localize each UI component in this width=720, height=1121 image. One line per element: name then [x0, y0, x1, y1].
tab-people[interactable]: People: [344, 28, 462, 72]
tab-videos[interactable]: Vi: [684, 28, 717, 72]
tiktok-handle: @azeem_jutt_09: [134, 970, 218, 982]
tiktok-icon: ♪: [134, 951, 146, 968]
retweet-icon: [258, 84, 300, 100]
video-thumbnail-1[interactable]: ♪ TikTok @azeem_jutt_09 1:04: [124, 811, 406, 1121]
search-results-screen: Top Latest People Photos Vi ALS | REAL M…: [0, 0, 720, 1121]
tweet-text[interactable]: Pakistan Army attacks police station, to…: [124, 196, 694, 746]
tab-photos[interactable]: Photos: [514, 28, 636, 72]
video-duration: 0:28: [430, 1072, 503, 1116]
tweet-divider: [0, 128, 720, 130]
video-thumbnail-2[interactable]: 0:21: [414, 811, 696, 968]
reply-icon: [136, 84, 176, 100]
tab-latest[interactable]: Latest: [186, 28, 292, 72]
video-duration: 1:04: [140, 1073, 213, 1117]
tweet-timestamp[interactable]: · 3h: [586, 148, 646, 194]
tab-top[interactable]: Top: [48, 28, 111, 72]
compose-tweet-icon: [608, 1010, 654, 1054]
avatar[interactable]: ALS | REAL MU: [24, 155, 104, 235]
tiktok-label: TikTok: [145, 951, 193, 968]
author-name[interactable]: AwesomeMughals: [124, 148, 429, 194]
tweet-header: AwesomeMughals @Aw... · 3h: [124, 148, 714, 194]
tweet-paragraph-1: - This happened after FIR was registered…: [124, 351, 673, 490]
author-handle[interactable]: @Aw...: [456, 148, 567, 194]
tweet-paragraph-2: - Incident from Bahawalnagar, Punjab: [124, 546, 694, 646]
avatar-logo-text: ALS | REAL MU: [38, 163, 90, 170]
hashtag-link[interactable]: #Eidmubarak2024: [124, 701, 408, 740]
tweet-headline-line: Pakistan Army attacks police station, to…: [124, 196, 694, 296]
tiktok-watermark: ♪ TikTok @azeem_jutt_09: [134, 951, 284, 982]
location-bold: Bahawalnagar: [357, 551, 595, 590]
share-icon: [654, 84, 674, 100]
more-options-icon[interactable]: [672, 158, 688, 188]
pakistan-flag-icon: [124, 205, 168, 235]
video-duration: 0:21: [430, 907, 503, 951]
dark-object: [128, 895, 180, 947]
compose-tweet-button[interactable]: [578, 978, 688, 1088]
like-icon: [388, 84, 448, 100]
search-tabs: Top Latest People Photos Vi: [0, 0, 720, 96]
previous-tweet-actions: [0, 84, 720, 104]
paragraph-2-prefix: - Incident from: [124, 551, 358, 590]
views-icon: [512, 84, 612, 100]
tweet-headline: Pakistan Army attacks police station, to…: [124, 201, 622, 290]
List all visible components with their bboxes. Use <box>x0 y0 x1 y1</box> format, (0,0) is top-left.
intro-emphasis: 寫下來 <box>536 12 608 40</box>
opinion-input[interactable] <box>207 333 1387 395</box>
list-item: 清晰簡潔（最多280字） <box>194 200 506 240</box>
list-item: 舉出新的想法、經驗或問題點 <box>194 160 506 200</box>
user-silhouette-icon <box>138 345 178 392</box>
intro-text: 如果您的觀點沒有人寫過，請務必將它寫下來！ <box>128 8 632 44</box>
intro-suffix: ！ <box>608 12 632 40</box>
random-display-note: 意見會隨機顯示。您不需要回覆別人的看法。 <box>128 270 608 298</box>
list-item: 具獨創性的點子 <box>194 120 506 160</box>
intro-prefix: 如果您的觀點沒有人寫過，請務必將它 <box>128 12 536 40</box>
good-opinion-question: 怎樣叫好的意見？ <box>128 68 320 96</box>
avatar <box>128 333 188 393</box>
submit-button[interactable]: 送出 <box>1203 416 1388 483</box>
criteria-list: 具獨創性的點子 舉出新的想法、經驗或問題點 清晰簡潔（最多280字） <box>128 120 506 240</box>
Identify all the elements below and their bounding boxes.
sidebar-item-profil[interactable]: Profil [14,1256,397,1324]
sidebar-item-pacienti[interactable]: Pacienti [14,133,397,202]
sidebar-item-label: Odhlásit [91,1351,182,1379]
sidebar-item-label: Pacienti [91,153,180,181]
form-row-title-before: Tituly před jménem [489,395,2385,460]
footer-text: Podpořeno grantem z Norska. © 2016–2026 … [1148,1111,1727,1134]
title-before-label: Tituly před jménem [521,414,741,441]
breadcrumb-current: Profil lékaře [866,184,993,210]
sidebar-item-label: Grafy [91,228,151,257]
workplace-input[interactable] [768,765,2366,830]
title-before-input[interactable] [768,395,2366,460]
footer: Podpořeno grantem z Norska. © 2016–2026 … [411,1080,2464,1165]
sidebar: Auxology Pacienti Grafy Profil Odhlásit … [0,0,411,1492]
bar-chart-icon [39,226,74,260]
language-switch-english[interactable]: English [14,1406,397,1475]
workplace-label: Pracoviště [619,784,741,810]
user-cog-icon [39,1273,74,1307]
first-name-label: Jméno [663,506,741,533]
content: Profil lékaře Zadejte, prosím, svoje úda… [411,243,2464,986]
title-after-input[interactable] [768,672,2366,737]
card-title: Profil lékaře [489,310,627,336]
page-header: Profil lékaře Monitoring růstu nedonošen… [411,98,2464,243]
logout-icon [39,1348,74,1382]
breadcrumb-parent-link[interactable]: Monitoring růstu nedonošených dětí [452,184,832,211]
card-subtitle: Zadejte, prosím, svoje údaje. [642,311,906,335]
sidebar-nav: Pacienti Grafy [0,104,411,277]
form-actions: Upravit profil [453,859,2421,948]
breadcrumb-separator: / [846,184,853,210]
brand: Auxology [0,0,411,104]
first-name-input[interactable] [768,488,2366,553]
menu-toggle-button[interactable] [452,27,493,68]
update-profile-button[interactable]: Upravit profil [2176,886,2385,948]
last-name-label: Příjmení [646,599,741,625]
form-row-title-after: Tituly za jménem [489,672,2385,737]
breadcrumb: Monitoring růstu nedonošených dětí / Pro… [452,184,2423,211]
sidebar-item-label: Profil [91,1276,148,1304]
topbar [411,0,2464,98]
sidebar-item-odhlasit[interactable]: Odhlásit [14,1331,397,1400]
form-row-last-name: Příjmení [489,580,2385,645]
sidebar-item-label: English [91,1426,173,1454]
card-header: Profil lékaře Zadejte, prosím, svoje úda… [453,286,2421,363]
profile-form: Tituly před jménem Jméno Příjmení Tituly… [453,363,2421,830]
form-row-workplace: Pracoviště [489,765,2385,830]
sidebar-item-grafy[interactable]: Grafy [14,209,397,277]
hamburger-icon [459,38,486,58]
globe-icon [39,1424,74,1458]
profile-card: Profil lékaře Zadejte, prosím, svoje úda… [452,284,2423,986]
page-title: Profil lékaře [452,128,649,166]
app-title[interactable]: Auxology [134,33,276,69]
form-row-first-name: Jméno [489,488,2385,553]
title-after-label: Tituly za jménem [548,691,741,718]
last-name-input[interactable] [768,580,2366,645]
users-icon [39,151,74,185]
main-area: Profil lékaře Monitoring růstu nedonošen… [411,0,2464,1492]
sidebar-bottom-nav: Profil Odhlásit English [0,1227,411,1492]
◇ ◇ ◇
**Aim:**
Reproduce every item above, renaming "video-duration" to "video-length" throughout and leaving everything else unchanged.

**Finished exercise:**
localize each UI component in this width=720, height=1121 image. One line per element: name then [x0, y0, x1, y1].
tab-people[interactable]: People: [344, 28, 462, 72]
tab-videos[interactable]: Vi: [684, 28, 717, 72]
tiktok-handle: @azeem_jutt_09: [134, 970, 218, 982]
tiktok-icon: ♪: [134, 951, 146, 968]
retweet-icon: [258, 84, 300, 100]
video-thumbnail-1[interactable]: ♪ TikTok @azeem_jutt_09 1:04: [124, 811, 406, 1121]
search-results-screen: Top Latest People Photos Vi ALS | REAL M…: [0, 0, 720, 1121]
tweet-text[interactable]: Pakistan Army attacks police station, to…: [124, 196, 694, 746]
tab-photos[interactable]: Photos: [514, 28, 636, 72]
video-length: 0:28: [430, 1072, 503, 1116]
tweet-divider: [0, 128, 720, 130]
video-thumbnail-2[interactable]: 0:21: [414, 811, 696, 968]
reply-icon: [136, 84, 176, 100]
tab-latest[interactable]: Latest: [186, 28, 292, 72]
video-length: 1:04: [140, 1073, 213, 1117]
tweet-timestamp[interactable]: · 3h: [586, 148, 646, 194]
tab-top[interactable]: Top: [48, 28, 111, 72]
compose-tweet-icon: [608, 1010, 654, 1054]
avatar[interactable]: ALS | REAL MU: [24, 155, 104, 235]
tiktok-label: TikTok: [145, 951, 193, 968]
author-name[interactable]: AwesomeMughals: [124, 148, 429, 194]
tweet-header: AwesomeMughals @Aw... · 3h: [124, 148, 714, 194]
tweet-paragraph-1: - This happened after FIR was registered…: [124, 351, 673, 490]
author-handle[interactable]: @Aw...: [456, 148, 567, 194]
tweet-paragraph-2: - Incident from Bahawalnagar, Punjab: [124, 546, 694, 646]
avatar-logo-text: ALS | REAL MU: [38, 163, 90, 170]
hashtag-link[interactable]: #Eidmubarak2024: [124, 701, 408, 740]
tweet-headline-line: Pakistan Army attacks police station, to…: [124, 196, 694, 296]
tiktok-watermark: ♪ TikTok @azeem_jutt_09: [134, 951, 284, 982]
location-bold: Bahawalnagar: [357, 551, 595, 590]
share-icon: [654, 84, 674, 100]
more-options-icon[interactable]: [672, 158, 688, 188]
pakistan-flag-icon: [124, 205, 168, 235]
video-length: 0:21: [430, 907, 503, 951]
dark-object: [128, 895, 180, 947]
compose-tweet-button[interactable]: [578, 978, 688, 1088]
like-icon: [388, 84, 448, 100]
search-tabs: Top Latest People Photos Vi: [0, 0, 720, 96]
previous-tweet-actions: [0, 84, 720, 104]
paragraph-2-prefix: - Incident from: [124, 551, 358, 590]
views-icon: [512, 84, 612, 100]
tweet-headline: Pakistan Army attacks police station, to…: [124, 201, 622, 290]
List all visible components with their bboxes. Use <box>x0 y0 x1 y1</box> format, (0,0) is top-left.
intro-emphasis: 寫下來 <box>536 12 608 40</box>
opinion-input[interactable] <box>207 333 1387 395</box>
list-item: 清晰簡潔（最多280字） <box>194 200 506 240</box>
list-item: 舉出新的想法、經驗或問題點 <box>194 160 506 200</box>
user-silhouette-icon <box>138 345 178 392</box>
intro-text: 如果您的觀點沒有人寫過，請務必將它寫下來！ <box>128 8 632 44</box>
intro-suffix: ！ <box>608 12 632 40</box>
random-display-note: 意見會隨機顯示。您不需要回覆別人的看法。 <box>128 270 608 298</box>
list-item: 具獨創性的點子 <box>194 120 506 160</box>
intro-prefix: 如果您的觀點沒有人寫過，請務必將它 <box>128 12 536 40</box>
good-opinion-question: 怎樣叫好的意見？ <box>128 68 320 96</box>
avatar <box>128 333 188 393</box>
submit-button[interactable]: 送出 <box>1203 416 1388 483</box>
criteria-list: 具獨創性的點子 舉出新的想法、經驗或問題點 清晰簡潔（最多280字） <box>128 120 506 240</box>
Identify all the elements below and their bounding boxes.
sidebar-item-profil[interactable]: Profil [14,1256,397,1324]
sidebar-item-pacienti[interactable]: Pacienti [14,133,397,202]
sidebar-item-label: Odhlásit [91,1351,182,1379]
sidebar-item-label: Pacienti [91,153,180,181]
form-row-title-before: Tituly před jménem [489,395,2385,460]
footer-text: Podpořeno grantem z Norska. © 2016–2026 … [1148,1111,1727,1134]
title-before-label: Tituly před jménem [521,414,741,441]
breadcrumb-current: Profil lékaře [866,184,993,210]
sidebar-item-label: Grafy [91,228,151,257]
workplace-input[interactable] [768,765,2366,830]
title-before-input[interactable] [768,395,2366,460]
footer: Podpořeno grantem z Norska. © 2016–2026 … [411,1080,2464,1165]
sidebar: Auxology Pacienti Grafy Profil Odhlásit … [0,0,411,1492]
bar-chart-icon [39,226,74,260]
language-switch-english[interactable]: English [14,1406,397,1475]
workplace-label: Pracoviště [619,784,741,810]
user-cog-icon [39,1273,74,1307]
first-name-label: Jméno [663,506,741,533]
content: Profil lékaře Zadejte, prosím, svoje úda… [411,243,2464,986]
title-after-input[interactable] [768,672,2366,737]
card-title: Profil lékaře [489,310,627,336]
page-header: Profil lékaře Monitoring růstu nedonošen… [411,98,2464,243]
logout-icon [39,1348,74,1382]
breadcrumb-parent-link[interactable]: Monitoring růstu nedonošených dětí [452,184,832,211]
card-subtitle: Zadejte, prosím, svoje údaje. [642,311,906,335]
sidebar-nav: Pacienti Grafy [0,104,411,277]
form-actions: Upravit profil [453,859,2421,948]
breadcrumb-separator: / [846,184,853,210]
brand: Auxology [0,0,411,104]
first-name-input[interactable] [768,488,2366,553]
menu-toggle-button[interactable] [452,27,493,68]
update-profile-button[interactable]: Upravit profil [2176,886,2385,948]
last-name-label: Příjmení [646,599,741,625]
form-row-title-after: Tituly za jménem [489,672,2385,737]
breadcrumb: Monitoring růstu nedonošených dětí / Pro… [452,184,2423,211]
sidebar-item-label: Profil [91,1276,148,1304]
topbar [411,0,2464,98]
sidebar-item-odhlasit[interactable]: Odhlásit [14,1331,397,1400]
form-row-last-name: Příjmení [489,580,2385,645]
sidebar-item-label: English [91,1426,173,1454]
card-header: Profil lékaře Zadejte, prosím, svoje úda… [453,286,2421,363]
profile-form: Tituly před jménem Jméno Příjmení Tituly… [453,363,2421,830]
form-row-workplace: Pracoviště [489,765,2385,830]
sidebar-item-grafy[interactable]: Grafy [14,209,397,277]
hamburger-icon [459,38,486,58]
globe-icon [39,1424,74,1458]
profile-card: Profil lékaře Zadejte, prosím, svoje úda… [452,284,2423,986]
page-title: Profil lékaře [452,128,649,166]
app-title[interactable]: Auxology [134,33,276,69]
form-row-first-name: Jméno [489,488,2385,553]
title-after-label: Tituly za jménem [548,691,741,718]
last-name-input[interactable] [768,580,2366,645]
users-icon [39,151,74,185]
main-area: Profil lékaře Monitoring růstu nedonošen… [411,0,2464,1492]
sidebar-bottom-nav: Profil Odhlásit English [0,1227,411,1492]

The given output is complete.